# Recorded information

↓

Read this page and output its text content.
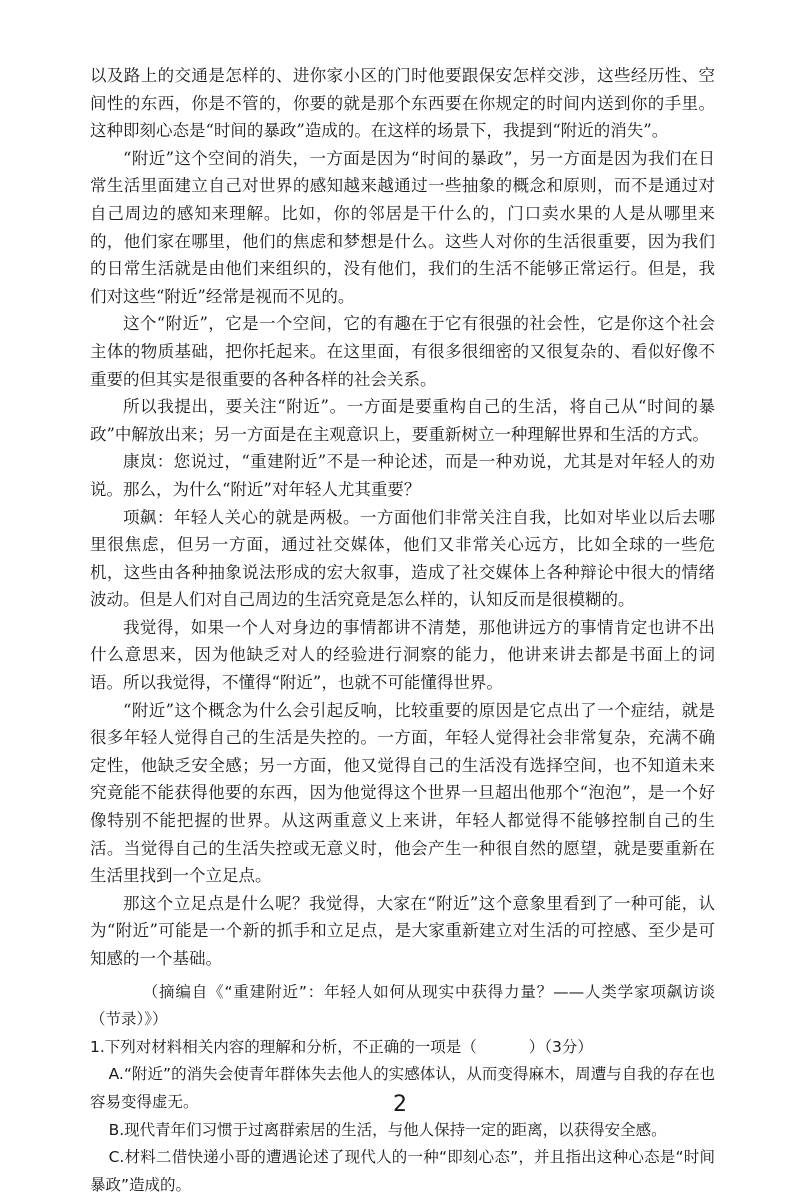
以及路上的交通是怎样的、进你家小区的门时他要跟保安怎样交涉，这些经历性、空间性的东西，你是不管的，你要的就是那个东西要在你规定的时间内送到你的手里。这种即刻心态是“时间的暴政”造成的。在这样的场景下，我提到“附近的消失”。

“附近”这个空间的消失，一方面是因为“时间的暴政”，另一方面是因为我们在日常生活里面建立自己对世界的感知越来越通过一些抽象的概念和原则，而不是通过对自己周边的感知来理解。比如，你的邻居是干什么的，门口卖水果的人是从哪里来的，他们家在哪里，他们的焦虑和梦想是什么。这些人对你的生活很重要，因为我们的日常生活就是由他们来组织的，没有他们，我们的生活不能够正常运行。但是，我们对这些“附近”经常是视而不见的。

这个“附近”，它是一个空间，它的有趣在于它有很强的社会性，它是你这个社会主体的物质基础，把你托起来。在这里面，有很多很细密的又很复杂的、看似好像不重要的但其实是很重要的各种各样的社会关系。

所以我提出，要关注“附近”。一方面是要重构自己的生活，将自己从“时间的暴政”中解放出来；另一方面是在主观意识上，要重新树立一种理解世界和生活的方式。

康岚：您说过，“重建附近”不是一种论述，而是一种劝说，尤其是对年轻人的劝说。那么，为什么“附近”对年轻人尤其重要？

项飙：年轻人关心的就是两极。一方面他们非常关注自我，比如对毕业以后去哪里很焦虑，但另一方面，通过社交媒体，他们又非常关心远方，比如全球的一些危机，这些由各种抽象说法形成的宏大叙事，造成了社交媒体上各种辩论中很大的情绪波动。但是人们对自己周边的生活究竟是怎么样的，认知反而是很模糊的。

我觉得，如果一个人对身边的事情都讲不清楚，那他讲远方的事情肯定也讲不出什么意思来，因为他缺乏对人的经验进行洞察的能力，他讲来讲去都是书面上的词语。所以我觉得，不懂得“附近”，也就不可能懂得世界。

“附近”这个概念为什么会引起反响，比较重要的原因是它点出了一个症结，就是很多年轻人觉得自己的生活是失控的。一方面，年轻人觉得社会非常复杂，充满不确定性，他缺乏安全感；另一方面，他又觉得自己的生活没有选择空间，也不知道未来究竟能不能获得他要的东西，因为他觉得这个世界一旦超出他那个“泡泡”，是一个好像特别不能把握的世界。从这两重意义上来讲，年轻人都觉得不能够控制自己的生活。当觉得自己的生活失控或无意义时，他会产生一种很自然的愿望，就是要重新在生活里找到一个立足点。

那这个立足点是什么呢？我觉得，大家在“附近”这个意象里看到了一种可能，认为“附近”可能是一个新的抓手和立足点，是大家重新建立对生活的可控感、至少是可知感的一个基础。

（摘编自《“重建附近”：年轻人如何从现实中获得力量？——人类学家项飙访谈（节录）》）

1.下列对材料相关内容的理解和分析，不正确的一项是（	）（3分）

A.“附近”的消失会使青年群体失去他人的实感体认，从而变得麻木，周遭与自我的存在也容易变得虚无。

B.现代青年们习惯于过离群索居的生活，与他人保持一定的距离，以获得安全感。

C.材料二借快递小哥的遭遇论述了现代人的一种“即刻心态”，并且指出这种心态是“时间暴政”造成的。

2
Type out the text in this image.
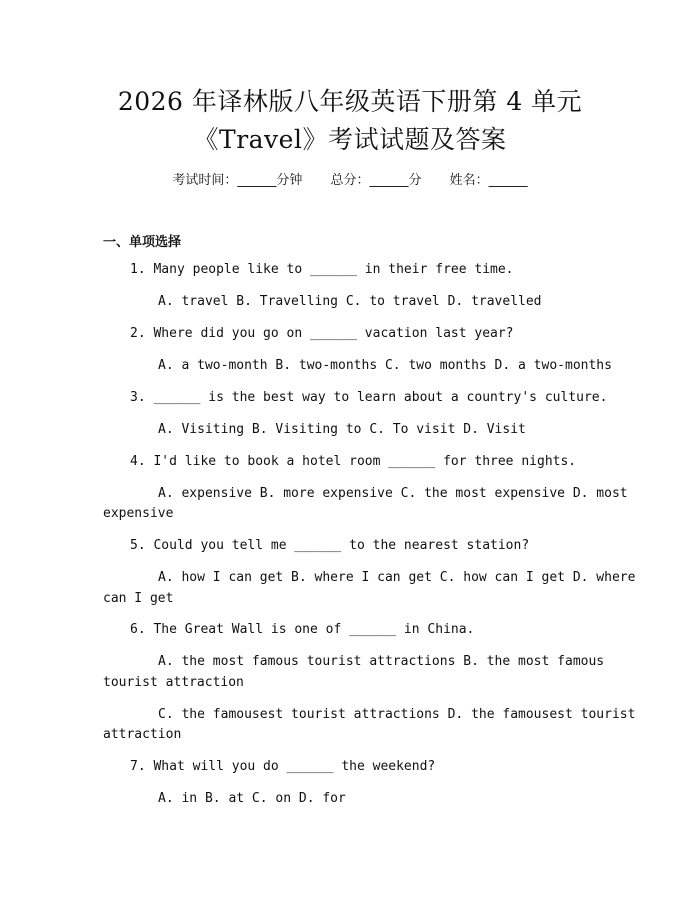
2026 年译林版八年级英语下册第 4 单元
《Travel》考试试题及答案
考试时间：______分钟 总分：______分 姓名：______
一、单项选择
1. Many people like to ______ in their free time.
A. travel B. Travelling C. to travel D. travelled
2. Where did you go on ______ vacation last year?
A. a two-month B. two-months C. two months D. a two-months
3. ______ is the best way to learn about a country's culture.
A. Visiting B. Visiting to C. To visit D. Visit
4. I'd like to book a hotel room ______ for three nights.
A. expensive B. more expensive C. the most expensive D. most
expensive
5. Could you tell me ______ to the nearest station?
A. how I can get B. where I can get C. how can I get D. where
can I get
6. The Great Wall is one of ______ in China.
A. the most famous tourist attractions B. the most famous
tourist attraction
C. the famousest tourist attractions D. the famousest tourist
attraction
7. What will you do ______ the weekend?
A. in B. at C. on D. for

↑

# Your task
Without including any picture, repeat the data exactly.

# Expected answer
Read this page and output its text content.
以及路上的交通是怎样的、进你家小区的门时他要跟保安怎样交涉，这些经历性、空间性的东西，你是不管的，你要的就是那个东西要在你规定的时间内送到你的手里。这种即刻心态是“时间的暴政”造成的。在这样的场景下，我提到“附近的消失”。

“附近”这个空间的消失，一方面是因为“时间的暴政”，另一方面是因为我们在日常生活里面建立自己对世界的感知越来越通过一些抽象的概念和原则，而不是通过对自己周边的感知来理解。比如，你的邻居是干什么的，门口卖水果的人是从哪里来的，他们家在哪里，他们的焦虑和梦想是什么。这些人对你的生活很重要，因为我们的日常生活就是由他们来组织的，没有他们，我们的生活不能够正常运行。但是，我们对这些“附近”经常是视而不见的。

这个“附近”，它是一个空间，它的有趣在于它有很强的社会性，它是你这个社会主体的物质基础，把你托起来。在这里面，有很多很细密的又很复杂的、看似好像不重要的但其实是很重要的各种各样的社会关系。

所以我提出，要关注“附近”。一方面是要重构自己的生活，将自己从“时间的暴政”中解放出来；另一方面是在主观意识上，要重新树立一种理解世界和生活的方式。

康岚：您说过，“重建附近”不是一种论述，而是一种劝说，尤其是对年轻人的劝说。那么，为什么“附近”对年轻人尤其重要？

项飙：年轻人关心的就是两极。一方面他们非常关注自我，比如对毕业以后去哪里很焦虑，但另一方面，通过社交媒体，他们又非常关心远方，比如全球的一些危机，这些由各种抽象说法形成的宏大叙事，造成了社交媒体上各种辩论中很大的情绪波动。但是人们对自己周边的生活究竟是怎么样的，认知反而是很模糊的。

我觉得，如果一个人对身边的事情都讲不清楚，那他讲远方的事情肯定也讲不出什么意思来，因为他缺乏对人的经验进行洞察的能力，他讲来讲去都是书面上的词语。所以我觉得，不懂得“附近”，也就不可能懂得世界。

“附近”这个概念为什么会引起反响，比较重要的原因是它点出了一个症结，就是很多年轻人觉得自己的生活是失控的。一方面，年轻人觉得社会非常复杂，充满不确定性，他缺乏安全感；另一方面，他又觉得自己的生活没有选择空间，也不知道未来究竟能不能获得他要的东西，因为他觉得这个世界一旦超出他那个“泡泡”，是一个好像特别不能把握的世界。从这两重意义上来讲，年轻人都觉得不能够控制自己的生活。当觉得自己的生活失控或无意义时，他会产生一种很自然的愿望，就是要重新在生活里找到一个立足点。

那这个立足点是什么呢？我觉得，大家在“附近”这个意象里看到了一种可能，认为“附近”可能是一个新的抓手和立足点，是大家重新建立对生活的可控感、至少是可知感的一个基础。

（摘编自《“重建附近”：年轻人如何从现实中获得力量？——人类学家项飙访谈（节录）》）

1.下列对材料相关内容的理解和分析，不正确的一项是（	）（3分）

A.“附近”的消失会使青年群体失去他人的实感体认，从而变得麻木，周遭与自我的存在也容易变得虚无。

B.现代青年们习惯于过离群索居的生活，与他人保持一定的距离，以获得安全感。

C.材料二借快递小哥的遭遇论述了现代人的一种“即刻心态”，并且指出这种心态是“时间暴政”造成的。

2
Type out the text in this image.
2026 年译林版八年级英语下册第 4 单元
《Travel》考试试题及答案
考试时间：______分钟 总分：______分 姓名：______
一、单项选择
1. Many people like to ______ in their free time.
A. travel B. Travelling C. to travel D. travelled
2. Where did you go on ______ vacation last year?
A. a two-month B. two-months C. two months D. a two-months
3. ______ is the best way to learn about a country's culture.
A. Visiting B. Visiting to C. To visit D. Visit
4. I'd like to book a hotel room ______ for three nights.
A. expensive B. more expensive C. the most expensive D. most
expensive
5. Could you tell me ______ to the nearest station?
A. how I can get B. where I can get C. how can I get D. where
can I get
6. The Great Wall is one of ______ in China.
A. the most famous tourist attractions B. the most famous
tourist attraction
C. the famousest tourist attractions D. the famousest tourist
attraction
7. What will you do ______ the weekend?
A. in B. at C. on D. for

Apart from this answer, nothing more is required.